Copy the entries below exactly. Images do not belong in the copy.

● **Records for the exercise**:
____________________

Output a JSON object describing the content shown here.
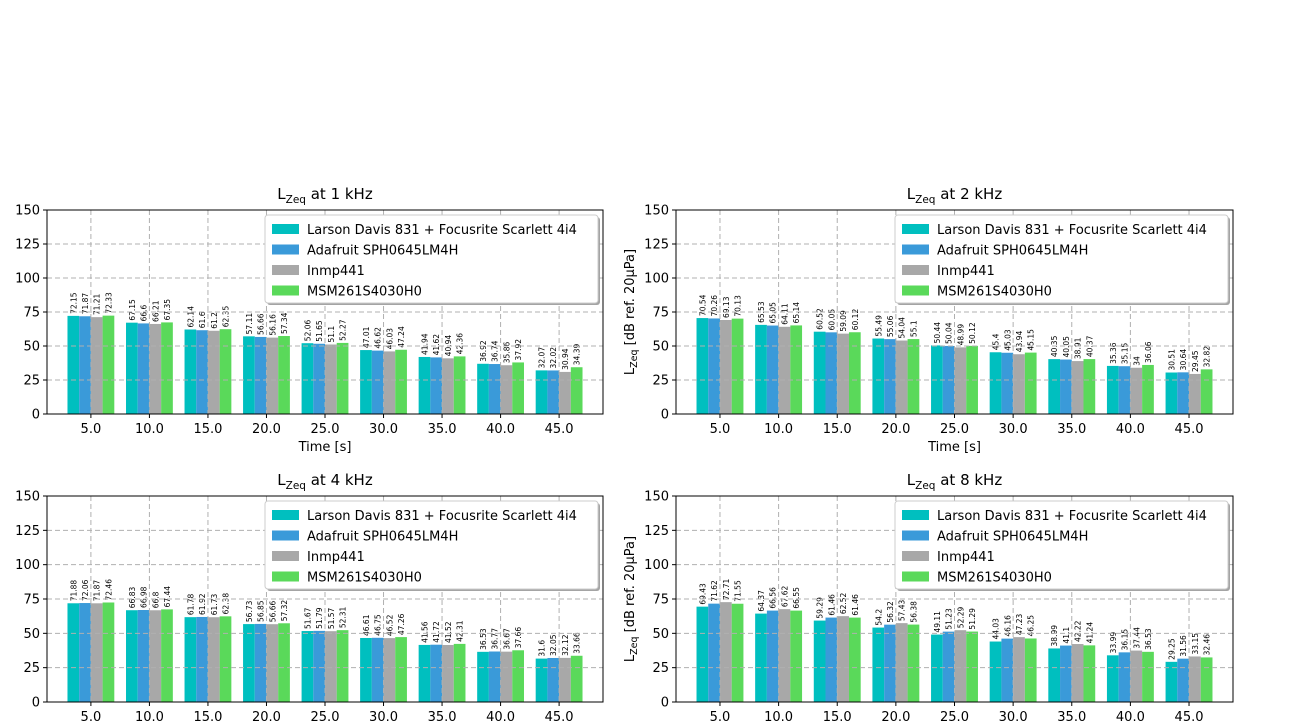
{
  "figure": {
    "legend_colors": [
      "#00bfbf",
      "#3a9ad9",
      "#a8a8a8",
      "#5ad95a"
    ]
  },
  "chart_data": [
    {
      "type": "bar",
      "title": "L_Zeq at 1 kHz",
      "title_main": "L",
      "title_sub": "Zeq",
      "title_rest": " at 1 kHz",
      "xlabel": "Time [s]",
      "ylabel": "",
      "ylim": [
        0,
        150
      ],
      "yticks": [
        "0",
        "25",
        "50",
        "75",
        "100",
        "125",
        "150"
      ],
      "grid": true,
      "legend_position": "top-right",
      "categories": [
        "5.0",
        "10.0",
        "15.0",
        "20.0",
        "25.0",
        "30.0",
        "35.0",
        "40.0",
        "45.0"
      ],
      "series": [
        {
          "name": "Larson Davis 831 + Focusrite Scarlett 4i4",
          "color": "#00bfbf",
          "values": [
            72.15,
            67.15,
            62.14,
            57.11,
            52.06,
            47.01,
            41.94,
            36.92,
            32.07
          ]
        },
        {
          "name": "Adafruit SPH0645LM4H",
          "color": "#3a9ad9",
          "values": [
            71.87,
            66.6,
            61.6,
            56.66,
            51.65,
            46.62,
            41.62,
            36.74,
            32.02
          ]
        },
        {
          "name": "Inmp441",
          "color": "#a8a8a8",
          "values": [
            71.21,
            66.21,
            61.2,
            56.16,
            51.1,
            46.03,
            40.94,
            35.86,
            30.94
          ]
        },
        {
          "name": "MSM261S4030H0",
          "color": "#5ad95a",
          "values": [
            72.33,
            67.35,
            62.35,
            57.34,
            52.27,
            47.24,
            42.36,
            37.92,
            34.39
          ]
        }
      ]
    },
    {
      "type": "bar",
      "title": "L_Zeq at 2 kHz",
      "title_main": "L",
      "title_sub": "Zeq",
      "title_rest": " at 2 kHz",
      "xlabel": "Time [s]",
      "ylabel": "L_Zeq [dB ref. 20µPa]",
      "ylabel_main": "L",
      "ylabel_sub": "Zeq",
      "ylabel_rest": " [dB ref. 20µPa]",
      "ylim": [
        0,
        150
      ],
      "yticks": [
        "0",
        "25",
        "50",
        "75",
        "100",
        "125",
        "150"
      ],
      "grid": true,
      "legend_position": "top-right",
      "categories": [
        "5.0",
        "10.0",
        "15.0",
        "20.0",
        "25.0",
        "30.0",
        "35.0",
        "40.0",
        "45.0"
      ],
      "series": [
        {
          "name": "Larson Davis 831 + Focusrite Scarlett 4i4",
          "color": "#00bfbf",
          "values": [
            70.54,
            65.53,
            60.52,
            55.49,
            50.44,
            45.4,
            40.35,
            35.36,
            30.51
          ]
        },
        {
          "name": "Adafruit SPH0645LM4H",
          "color": "#3a9ad9",
          "values": [
            70.26,
            65.05,
            60.05,
            55.06,
            50.04,
            45.03,
            40.05,
            35.15,
            30.64
          ]
        },
        {
          "name": "Inmp441",
          "color": "#a8a8a8",
          "values": [
            69.13,
            64.11,
            59.09,
            54.04,
            48.99,
            43.94,
            38.91,
            34.0,
            29.45
          ]
        },
        {
          "name": "MSM261S4030H0",
          "color": "#5ad95a",
          "values": [
            70.13,
            65.14,
            60.12,
            55.1,
            50.12,
            45.15,
            40.37,
            36.06,
            32.82
          ]
        }
      ]
    },
    {
      "type": "bar",
      "title": "L_Zeq at 4 kHz",
      "title_main": "L",
      "title_sub": "Zeq",
      "title_rest": " at 4 kHz",
      "xlabel": "",
      "ylabel": "",
      "ylim": [
        0,
        150
      ],
      "yticks": [
        "0",
        "25",
        "50",
        "75",
        "100",
        "125",
        "150"
      ],
      "grid": true,
      "legend_position": "top-right",
      "categories": [
        "5.0",
        "10.0",
        "15.0",
        "20.0",
        "25.0",
        "30.0",
        "35.0",
        "40.0",
        "45.0"
      ],
      "series": [
        {
          "name": "Larson Davis 831 + Focusrite Scarlett 4i4",
          "color": "#00bfbf",
          "values": [
            71.88,
            66.83,
            61.78,
            56.73,
            51.67,
            46.61,
            41.56,
            36.53,
            31.6
          ]
        },
        {
          "name": "Adafruit SPH0645LM4H",
          "color": "#3a9ad9",
          "values": [
            72.06,
            66.98,
            61.92,
            56.85,
            51.79,
            46.75,
            41.72,
            36.77,
            32.05
          ]
        },
        {
          "name": "Inmp441",
          "color": "#a8a8a8",
          "values": [
            71.87,
            66.8,
            61.73,
            56.66,
            51.57,
            46.52,
            41.52,
            36.67,
            32.12
          ]
        },
        {
          "name": "MSM261S4030H0",
          "color": "#5ad95a",
          "values": [
            72.46,
            67.44,
            62.38,
            57.32,
            52.31,
            47.26,
            42.31,
            37.66,
            33.66
          ]
        }
      ]
    },
    {
      "type": "bar",
      "title": "L_Zeq at 8 kHz",
      "title_main": "L",
      "title_sub": "Zeq",
      "title_rest": " at 8 kHz",
      "xlabel": "",
      "ylabel": "L_Zeq [dB ref. 20µPa]",
      "ylabel_main": "L",
      "ylabel_sub": "Zeq",
      "ylabel_rest": " [dB ref. 20µPa]",
      "ylim": [
        0,
        150
      ],
      "yticks": [
        "0",
        "25",
        "50",
        "75",
        "100",
        "125",
        "150"
      ],
      "grid": true,
      "legend_position": "top-right",
      "categories": [
        "5.0",
        "10.0",
        "15.0",
        "20.0",
        "25.0",
        "30.0",
        "35.0",
        "40.0",
        "45.0"
      ],
      "series": [
        {
          "name": "Larson Davis 831 + Focusrite Scarlett 4i4",
          "color": "#00bfbf",
          "values": [
            69.43,
            64.37,
            59.29,
            54.2,
            49.11,
            44.03,
            38.99,
            33.99,
            29.25
          ]
        },
        {
          "name": "Adafruit SPH0645LM4H",
          "color": "#3a9ad9",
          "values": [
            71.62,
            66.56,
            61.46,
            56.32,
            51.23,
            46.16,
            41.1,
            36.15,
            31.56
          ]
        },
        {
          "name": "Inmp441",
          "color": "#a8a8a8",
          "values": [
            72.71,
            67.62,
            62.52,
            57.43,
            52.29,
            47.23,
            42.22,
            37.44,
            33.15
          ]
        },
        {
          "name": "MSM261S4030H0",
          "color": "#5ad95a",
          "values": [
            71.55,
            66.55,
            61.46,
            56.38,
            51.29,
            46.25,
            41.24,
            36.53,
            32.46
          ]
        }
      ]
    }
  ]
}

____________________

● **Result for this exercise**:
Output a JSON object describing the content shown here.
{
  "figure": {
    "legend_colors": [
      "#00bfbf",
      "#3a9ad9",
      "#a8a8a8",
      "#5ad95a"
    ]
  },
  "chart_data": [
    {
      "type": "bar",
      "title": "L_Zeq at 1 kHz",
      "title_main": "L",
      "title_sub": "Zeq",
      "title_rest": " at 1 kHz",
      "xlabel": "Time [s]",
      "ylabel": "",
      "ylim": [
        0,
        150
      ],
      "yticks": [
        "0",
        "25",
        "50",
        "75",
        "100",
        "125",
        "150"
      ],
      "grid": true,
      "legend_position": "top-right",
      "categories": [
        "5.0",
        "10.0",
        "15.0",
        "20.0",
        "25.0",
        "30.0",
        "35.0",
        "40.0",
        "45.0"
      ],
      "series": [
        {
          "name": "Larson Davis 831 + Focusrite Scarlett 4i4",
          "color": "#00bfbf",
          "values": [
            72.15,
            67.15,
            62.14,
            57.11,
            52.06,
            47.01,
            41.94,
            36.92,
            32.07
          ]
        },
        {
          "name": "Adafruit SPH0645LM4H",
          "color": "#3a9ad9",
          "values": [
            71.87,
            66.6,
            61.6,
            56.66,
            51.65,
            46.62,
            41.62,
            36.74,
            32.02
          ]
        },
        {
          "name": "Inmp441",
          "color": "#a8a8a8",
          "values": [
            71.21,
            66.21,
            61.2,
            56.16,
            51.1,
            46.03,
            40.94,
            35.86,
            30.94
          ]
        },
        {
          "name": "MSM261S4030H0",
          "color": "#5ad95a",
          "values": [
            72.33,
            67.35,
            62.35,
            57.34,
            52.27,
            47.24,
            42.36,
            37.92,
            34.39
          ]
        }
      ]
    },
    {
      "type": "bar",
      "title": "L_Zeq at 2 kHz",
      "title_main": "L",
      "title_sub": "Zeq",
      "title_rest": " at 2 kHz",
      "xlabel": "Time [s]",
      "ylabel": "L_Zeq [dB ref. 20µPa]",
      "ylabel_main": "L",
      "ylabel_sub": "Zeq",
      "ylabel_rest": " [dB ref. 20µPa]",
      "ylim": [
        0,
        150
      ],
      "yticks": [
        "0",
        "25",
        "50",
        "75",
        "100",
        "125",
        "150"
      ],
      "grid": true,
      "legend_position": "top-right",
      "categories": [
        "5.0",
        "10.0",
        "15.0",
        "20.0",
        "25.0",
        "30.0",
        "35.0",
        "40.0",
        "45.0"
      ],
      "series": [
        {
          "name": "Larson Davis 831 + Focusrite Scarlett 4i4",
          "color": "#00bfbf",
          "values": [
            70.54,
            65.53,
            60.52,
            55.49,
            50.44,
            45.4,
            40.35,
            35.36,
            30.51
          ]
        },
        {
          "name": "Adafruit SPH0645LM4H",
          "color": "#3a9ad9",
          "values": [
            70.26,
            65.05,
            60.05,
            55.06,
            50.04,
            45.03,
            40.05,
            35.15,
            30.64
          ]
        },
        {
          "name": "Inmp441",
          "color": "#a8a8a8",
          "values": [
            69.13,
            64.11,
            59.09,
            54.04,
            48.99,
            43.94,
            38.91,
            34.0,
            29.45
          ]
        },
        {
          "name": "MSM261S4030H0",
          "color": "#5ad95a",
          "values": [
            70.13,
            65.14,
            60.12,
            55.1,
            50.12,
            45.15,
            40.37,
            36.06,
            32.82
          ]
        }
      ]
    },
    {
      "type": "bar",
      "title": "L_Zeq at 4 kHz",
      "title_main": "L",
      "title_sub": "Zeq",
      "title_rest": " at 4 kHz",
      "xlabel": "",
      "ylabel": "",
      "ylim": [
        0,
        150
      ],
      "yticks": [
        "0",
        "25",
        "50",
        "75",
        "100",
        "125",
        "150"
      ],
      "grid": true,
      "legend_position": "top-right",
      "categories": [
        "5.0",
        "10.0",
        "15.0",
        "20.0",
        "25.0",
        "30.0",
        "35.0",
        "40.0",
        "45.0"
      ],
      "series": [
        {
          "name": "Larson Davis 831 + Focusrite Scarlett 4i4",
          "color": "#00bfbf",
          "values": [
            71.88,
            66.83,
            61.78,
            56.73,
            51.67,
            46.61,
            41.56,
            36.53,
            31.6
          ]
        },
        {
          "name": "Adafruit SPH0645LM4H",
          "color": "#3a9ad9",
          "values": [
            72.06,
            66.98,
            61.92,
            56.85,
            51.79,
            46.75,
            41.72,
            36.77,
            32.05
          ]
        },
        {
          "name": "Inmp441",
          "color": "#a8a8a8",
          "values": [
            71.87,
            66.8,
            61.73,
            56.66,
            51.57,
            46.52,
            41.52,
            36.67,
            32.12
          ]
        },
        {
          "name": "MSM261S4030H0",
          "color": "#5ad95a",
          "values": [
            72.46,
            67.44,
            62.38,
            57.32,
            52.31,
            47.26,
            42.31,
            37.66,
            33.66
          ]
        }
      ]
    },
    {
      "type": "bar",
      "title": "L_Zeq at 8 kHz",
      "title_main": "L",
      "title_sub": "Zeq",
      "title_rest": " at 8 kHz",
      "xlabel": "",
      "ylabel": "L_Zeq [dB ref. 20µPa]",
      "ylabel_main": "L",
      "ylabel_sub": "Zeq",
      "ylabel_rest": " [dB ref. 20µPa]",
      "ylim": [
        0,
        150
      ],
      "yticks": [
        "0",
        "25",
        "50",
        "75",
        "100",
        "125",
        "150"
      ],
      "grid": true,
      "legend_position": "top-right",
      "categories": [
        "5.0",
        "10.0",
        "15.0",
        "20.0",
        "25.0",
        "30.0",
        "35.0",
        "40.0",
        "45.0"
      ],
      "series": [
        {
          "name": "Larson Davis 831 + Focusrite Scarlett 4i4",
          "color": "#00bfbf",
          "values": [
            69.43,
            64.37,
            59.29,
            54.2,
            49.11,
            44.03,
            38.99,
            33.99,
            29.25
          ]
        },
        {
          "name": "Adafruit SPH0645LM4H",
          "color": "#3a9ad9",
          "values": [
            71.62,
            66.56,
            61.46,
            56.32,
            51.23,
            46.16,
            41.1,
            36.15,
            31.56
          ]
        },
        {
          "name": "Inmp441",
          "color": "#a8a8a8",
          "values": [
            72.71,
            67.62,
            62.52,
            57.43,
            52.29,
            47.23,
            42.22,
            37.44,
            33.15
          ]
        },
        {
          "name": "MSM261S4030H0",
          "color": "#5ad95a",
          "values": [
            71.55,
            66.55,
            61.46,
            56.38,
            51.29,
            46.25,
            41.24,
            36.53,
            32.46
          ]
        }
      ]
    }
  ]
}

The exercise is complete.